In the records that follow, show each line where the word "JSON" is present.

↓

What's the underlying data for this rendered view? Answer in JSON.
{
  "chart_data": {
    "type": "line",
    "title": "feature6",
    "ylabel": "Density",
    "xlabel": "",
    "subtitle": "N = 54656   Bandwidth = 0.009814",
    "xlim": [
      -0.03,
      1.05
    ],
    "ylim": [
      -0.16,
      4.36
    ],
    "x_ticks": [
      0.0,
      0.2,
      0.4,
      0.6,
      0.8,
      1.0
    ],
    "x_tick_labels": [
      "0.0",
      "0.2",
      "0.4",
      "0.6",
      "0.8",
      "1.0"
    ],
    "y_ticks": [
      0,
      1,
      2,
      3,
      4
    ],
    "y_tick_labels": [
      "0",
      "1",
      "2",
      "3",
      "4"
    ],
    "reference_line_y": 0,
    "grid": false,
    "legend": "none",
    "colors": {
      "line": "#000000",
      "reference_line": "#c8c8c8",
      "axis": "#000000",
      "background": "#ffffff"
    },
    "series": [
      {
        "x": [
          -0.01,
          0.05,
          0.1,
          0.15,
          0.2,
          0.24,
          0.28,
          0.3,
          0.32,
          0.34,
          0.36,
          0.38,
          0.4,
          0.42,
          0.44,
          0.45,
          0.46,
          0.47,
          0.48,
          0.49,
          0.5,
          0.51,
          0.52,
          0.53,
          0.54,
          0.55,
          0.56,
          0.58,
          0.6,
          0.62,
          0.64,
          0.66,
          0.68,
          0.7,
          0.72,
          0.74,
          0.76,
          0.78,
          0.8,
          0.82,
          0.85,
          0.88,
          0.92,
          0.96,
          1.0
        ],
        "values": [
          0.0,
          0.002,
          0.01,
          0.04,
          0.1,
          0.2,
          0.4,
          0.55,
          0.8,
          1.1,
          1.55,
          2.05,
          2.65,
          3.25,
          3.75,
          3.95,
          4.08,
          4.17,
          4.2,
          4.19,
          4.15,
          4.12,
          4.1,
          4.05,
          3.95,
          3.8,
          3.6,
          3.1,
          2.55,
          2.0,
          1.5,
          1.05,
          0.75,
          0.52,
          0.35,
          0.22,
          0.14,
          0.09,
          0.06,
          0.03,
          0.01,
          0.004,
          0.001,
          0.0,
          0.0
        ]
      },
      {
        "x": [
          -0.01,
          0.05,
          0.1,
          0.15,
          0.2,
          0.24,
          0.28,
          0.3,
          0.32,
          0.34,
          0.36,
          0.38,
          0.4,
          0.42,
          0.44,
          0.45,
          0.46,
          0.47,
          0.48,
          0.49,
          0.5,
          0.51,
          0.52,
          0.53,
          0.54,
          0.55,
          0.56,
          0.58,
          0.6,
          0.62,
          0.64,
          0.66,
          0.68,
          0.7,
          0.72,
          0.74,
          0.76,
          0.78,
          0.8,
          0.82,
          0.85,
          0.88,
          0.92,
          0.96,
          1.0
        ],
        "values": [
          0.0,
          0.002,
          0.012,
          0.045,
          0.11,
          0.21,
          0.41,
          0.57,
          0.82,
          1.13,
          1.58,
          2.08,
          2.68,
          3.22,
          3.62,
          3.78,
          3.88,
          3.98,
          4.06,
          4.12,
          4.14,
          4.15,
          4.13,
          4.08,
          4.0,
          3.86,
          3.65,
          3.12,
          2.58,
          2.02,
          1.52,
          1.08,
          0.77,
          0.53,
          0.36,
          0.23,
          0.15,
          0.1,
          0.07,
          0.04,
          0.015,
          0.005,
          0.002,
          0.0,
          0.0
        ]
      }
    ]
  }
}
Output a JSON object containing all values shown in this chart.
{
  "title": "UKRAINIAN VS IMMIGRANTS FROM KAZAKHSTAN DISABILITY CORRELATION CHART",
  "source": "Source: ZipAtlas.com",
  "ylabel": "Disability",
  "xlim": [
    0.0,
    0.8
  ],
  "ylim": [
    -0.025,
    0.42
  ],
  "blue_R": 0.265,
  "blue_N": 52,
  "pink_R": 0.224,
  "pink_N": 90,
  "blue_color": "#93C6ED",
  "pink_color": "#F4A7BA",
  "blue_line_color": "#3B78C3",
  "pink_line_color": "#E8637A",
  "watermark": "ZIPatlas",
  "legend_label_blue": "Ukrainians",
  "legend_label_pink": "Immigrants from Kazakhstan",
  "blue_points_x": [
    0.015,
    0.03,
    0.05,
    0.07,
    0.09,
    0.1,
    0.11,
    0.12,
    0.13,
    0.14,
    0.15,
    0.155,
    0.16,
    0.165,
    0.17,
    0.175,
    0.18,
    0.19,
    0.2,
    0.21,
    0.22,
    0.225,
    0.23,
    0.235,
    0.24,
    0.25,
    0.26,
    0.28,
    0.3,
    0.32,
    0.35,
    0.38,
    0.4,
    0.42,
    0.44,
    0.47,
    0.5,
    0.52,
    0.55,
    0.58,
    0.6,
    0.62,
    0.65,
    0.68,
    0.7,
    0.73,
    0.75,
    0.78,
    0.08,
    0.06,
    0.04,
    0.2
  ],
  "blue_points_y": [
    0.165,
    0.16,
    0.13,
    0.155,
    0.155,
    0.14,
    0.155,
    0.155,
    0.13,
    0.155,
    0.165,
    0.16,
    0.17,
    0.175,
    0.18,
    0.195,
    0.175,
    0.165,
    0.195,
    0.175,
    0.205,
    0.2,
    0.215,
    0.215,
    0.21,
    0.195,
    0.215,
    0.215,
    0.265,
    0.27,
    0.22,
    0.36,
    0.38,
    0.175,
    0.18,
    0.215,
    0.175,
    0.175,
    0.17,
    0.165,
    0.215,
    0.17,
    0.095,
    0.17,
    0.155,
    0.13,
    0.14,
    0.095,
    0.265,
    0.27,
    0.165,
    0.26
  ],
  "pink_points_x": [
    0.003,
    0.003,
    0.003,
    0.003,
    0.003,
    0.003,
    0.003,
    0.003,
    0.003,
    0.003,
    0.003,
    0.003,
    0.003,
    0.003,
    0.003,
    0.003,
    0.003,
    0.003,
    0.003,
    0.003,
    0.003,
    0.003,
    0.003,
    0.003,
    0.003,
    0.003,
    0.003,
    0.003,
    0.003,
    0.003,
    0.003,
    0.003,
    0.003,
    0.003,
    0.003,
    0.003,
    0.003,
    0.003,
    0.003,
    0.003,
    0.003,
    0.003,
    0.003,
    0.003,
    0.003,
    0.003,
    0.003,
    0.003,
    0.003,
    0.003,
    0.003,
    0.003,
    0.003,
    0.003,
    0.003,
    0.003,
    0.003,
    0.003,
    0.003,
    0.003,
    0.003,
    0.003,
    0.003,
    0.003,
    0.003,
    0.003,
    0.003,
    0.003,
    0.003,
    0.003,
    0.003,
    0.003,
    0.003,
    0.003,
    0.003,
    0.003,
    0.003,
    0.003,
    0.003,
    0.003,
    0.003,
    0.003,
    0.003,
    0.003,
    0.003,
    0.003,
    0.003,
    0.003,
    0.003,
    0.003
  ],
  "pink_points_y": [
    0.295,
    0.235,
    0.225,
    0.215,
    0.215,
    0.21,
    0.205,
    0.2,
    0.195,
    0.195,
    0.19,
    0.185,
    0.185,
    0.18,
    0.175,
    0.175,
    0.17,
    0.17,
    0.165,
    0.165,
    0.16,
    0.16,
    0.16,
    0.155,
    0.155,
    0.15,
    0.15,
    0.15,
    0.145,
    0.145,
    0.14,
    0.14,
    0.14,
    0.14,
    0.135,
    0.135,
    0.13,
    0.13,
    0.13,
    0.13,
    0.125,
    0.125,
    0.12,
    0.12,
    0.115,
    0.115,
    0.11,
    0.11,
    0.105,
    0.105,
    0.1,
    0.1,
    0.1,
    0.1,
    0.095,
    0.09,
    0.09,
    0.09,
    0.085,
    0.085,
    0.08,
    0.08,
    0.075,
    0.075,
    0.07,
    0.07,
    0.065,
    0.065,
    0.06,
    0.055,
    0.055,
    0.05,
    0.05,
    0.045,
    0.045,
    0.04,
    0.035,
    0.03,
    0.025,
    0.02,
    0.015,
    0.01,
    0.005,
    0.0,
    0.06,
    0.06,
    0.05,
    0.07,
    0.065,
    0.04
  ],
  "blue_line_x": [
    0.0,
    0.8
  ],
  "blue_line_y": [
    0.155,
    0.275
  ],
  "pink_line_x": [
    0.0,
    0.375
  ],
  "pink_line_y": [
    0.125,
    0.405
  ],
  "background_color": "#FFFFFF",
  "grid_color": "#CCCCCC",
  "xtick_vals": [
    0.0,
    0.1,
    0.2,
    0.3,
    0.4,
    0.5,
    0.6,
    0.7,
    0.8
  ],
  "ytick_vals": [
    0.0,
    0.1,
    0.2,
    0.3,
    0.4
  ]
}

↑

• TASK OUTPUT:
What's the underlying data for this rendered view? Answer in JSON.
Output a JSON object containing all values shown in this chart.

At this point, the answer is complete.